Data records
****
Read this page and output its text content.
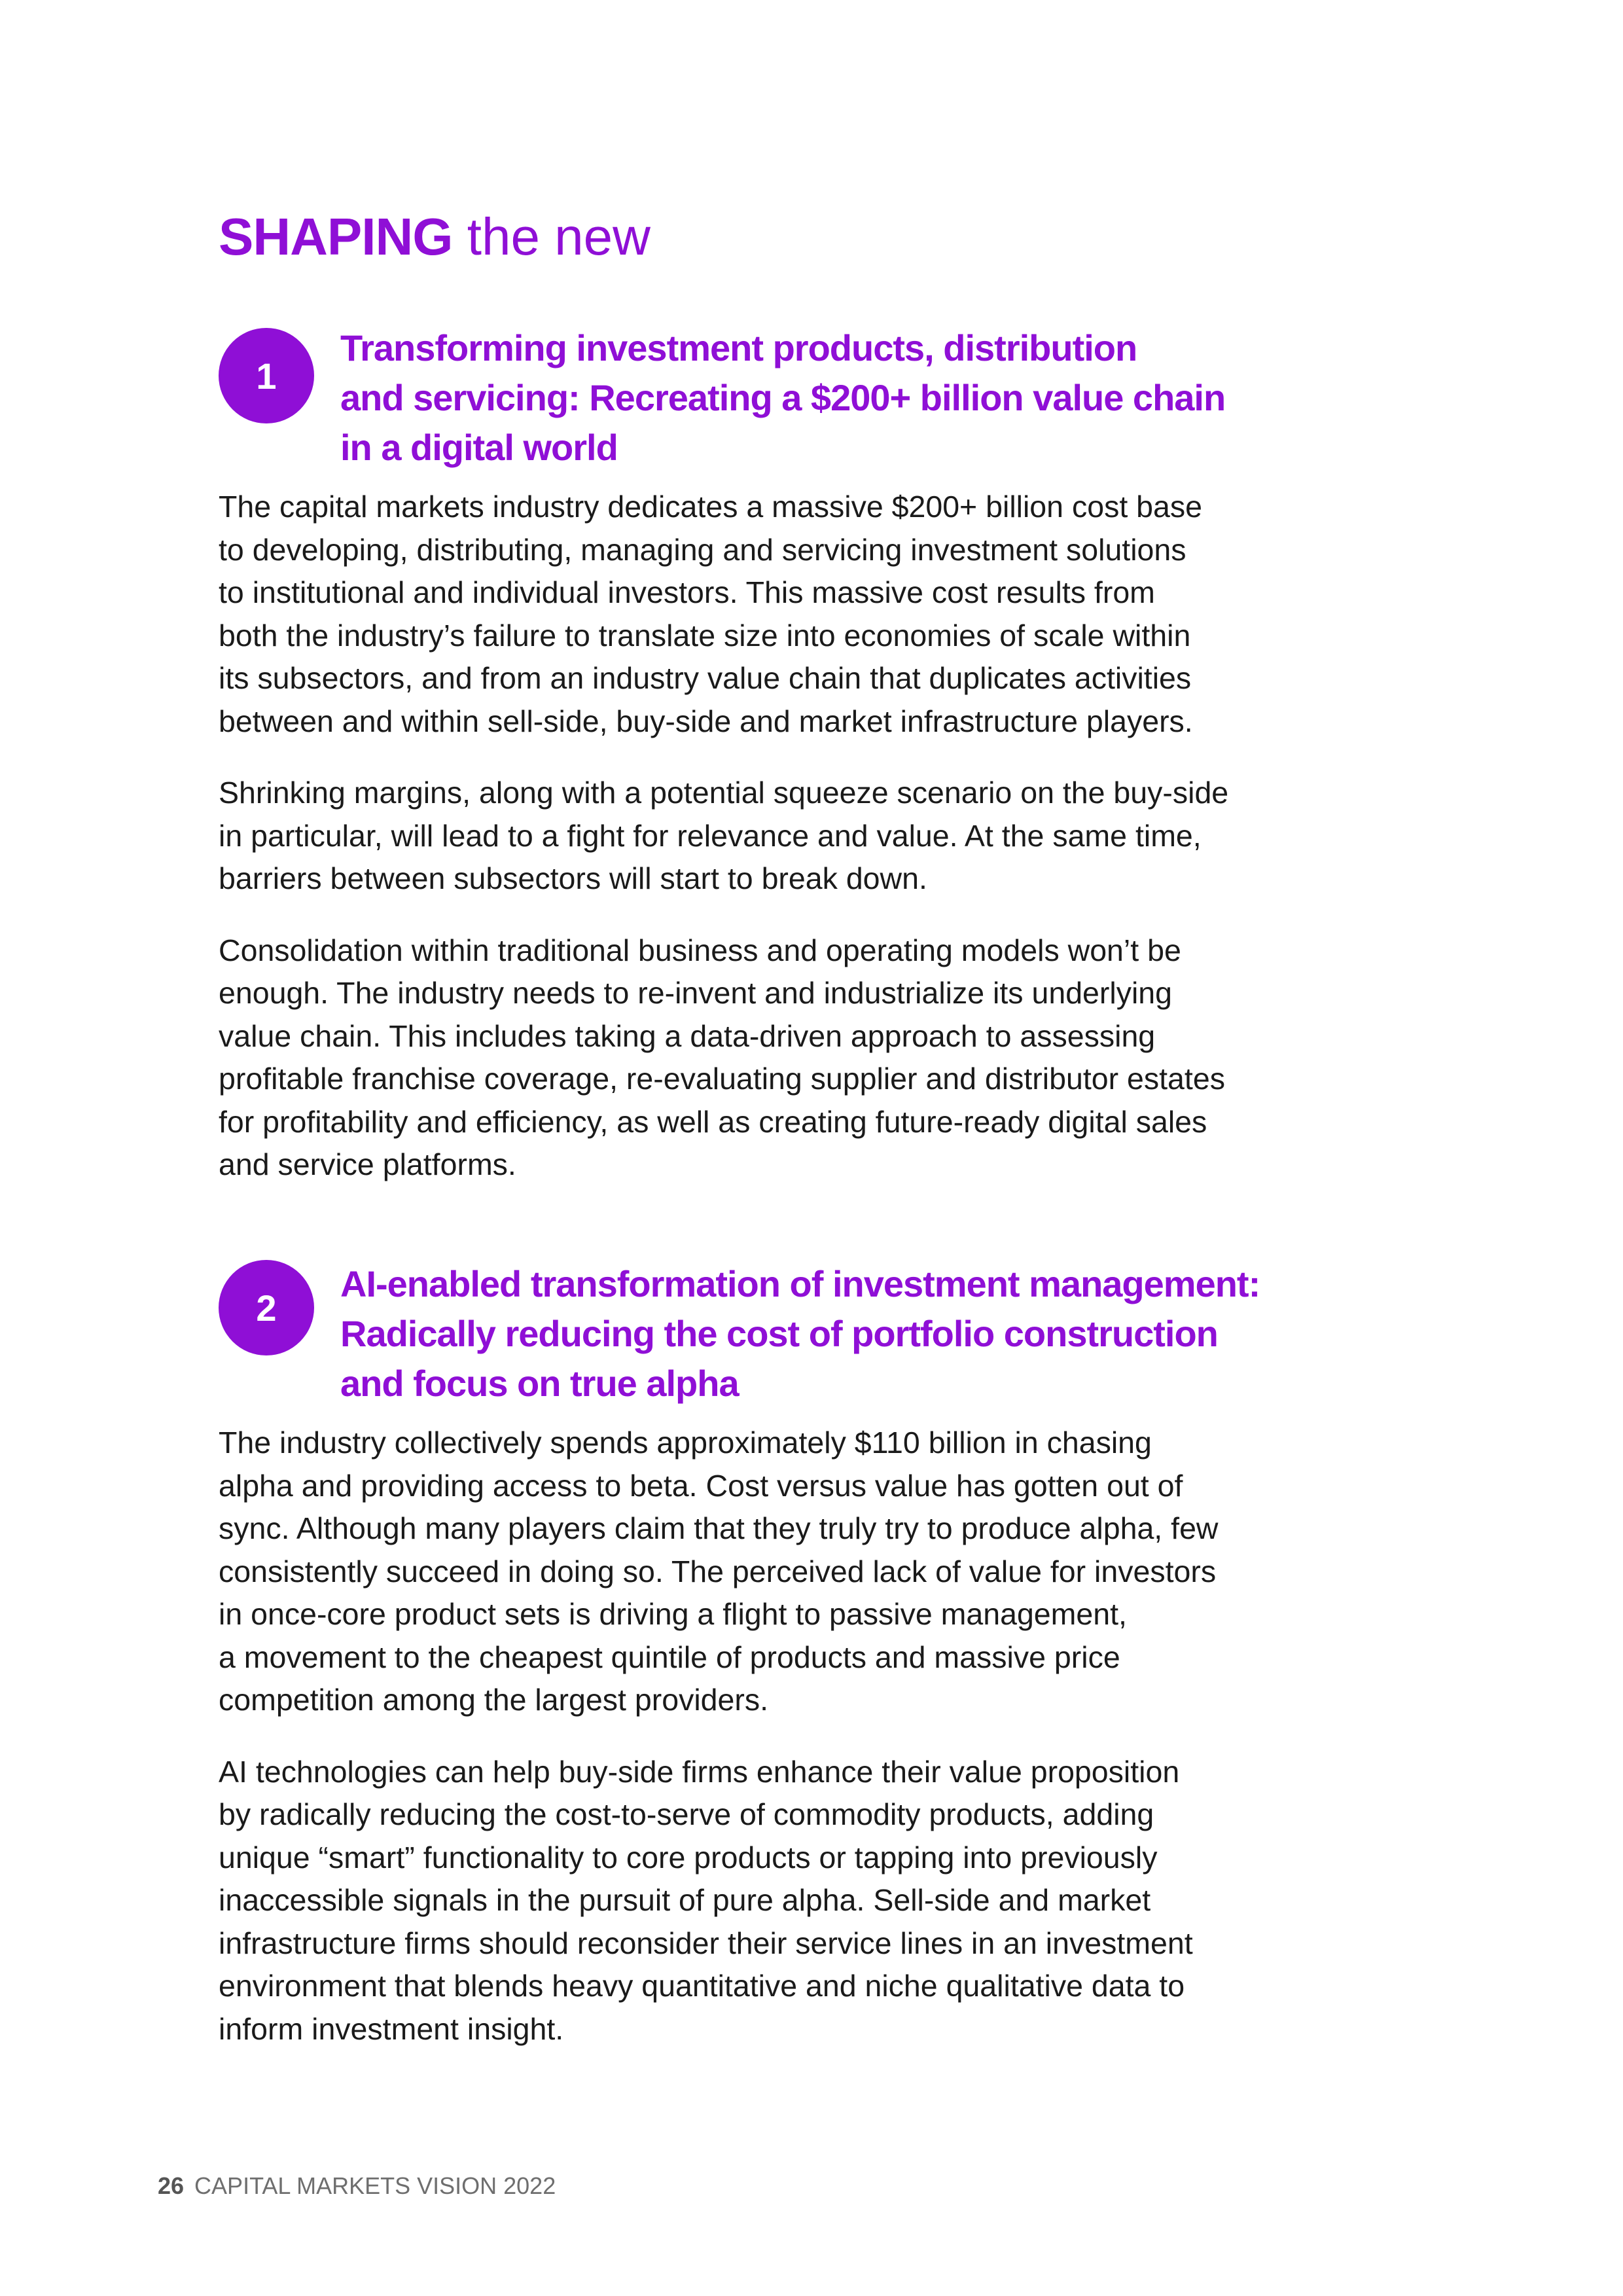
SHAPING the new
1
Transforming investment products, distribution
and servicing: Recreating a $200+ billion value chain
in a digital world

The capital markets industry dedicates a massive $200+ billion cost base
to developing, distributing, managing and servicing investment solutions
to institutional and individual investors. This massive cost results from
both the industry’s failure to translate size into economies of scale within
its subsectors, and from an industry value chain that duplicates activities
between and within sell-side, buy-side and market infrastructure players.

Shrinking margins, along with a potential squeeze scenario on the buy-side
in particular, will lead to a fight for relevance and value. At the same time,
barriers between subsectors will start to break down.

Consolidation within traditional business and operating models won’t be
enough. The industry needs to re-invent and industrialize its underlying
value chain. This includes taking a data-driven approach to assessing
profitable franchise coverage, re-evaluating supplier and distributor estates
for profitability and efficiency, as well as creating future-ready digital sales
and service platforms.

2
AI-enabled transformation of investment management:
Radically reducing the cost of portfolio construction
and focus on true alpha

The industry collectively spends approximately $110 billion in chasing
alpha and providing access to beta. Cost versus value has gotten out of
sync. Although many players claim that they truly try to produce alpha, few
consistently succeed in doing so. The perceived lack of value for investors
in once-core product sets is driving a flight to passive management,
a movement to the cheapest quintile of products and massive price
competition among the largest providers.

AI technologies can help buy-side firms enhance their value proposition
by radically reducing the cost-to-serve of commodity products, adding
unique “smart” functionality to core products or tapping into previously
inaccessible signals in the pursuit of pure alpha. Sell-side and market
infrastructure firms should reconsider their service lines in an investment
environment that blends heavy quantitative and niche qualitative data to
inform investment insight.

26 CAPITAL MARKETS VISION 2022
****
= Description of the task =
Say how many lines above contain the string "investors". Answer with the number only.

= Solution below =
2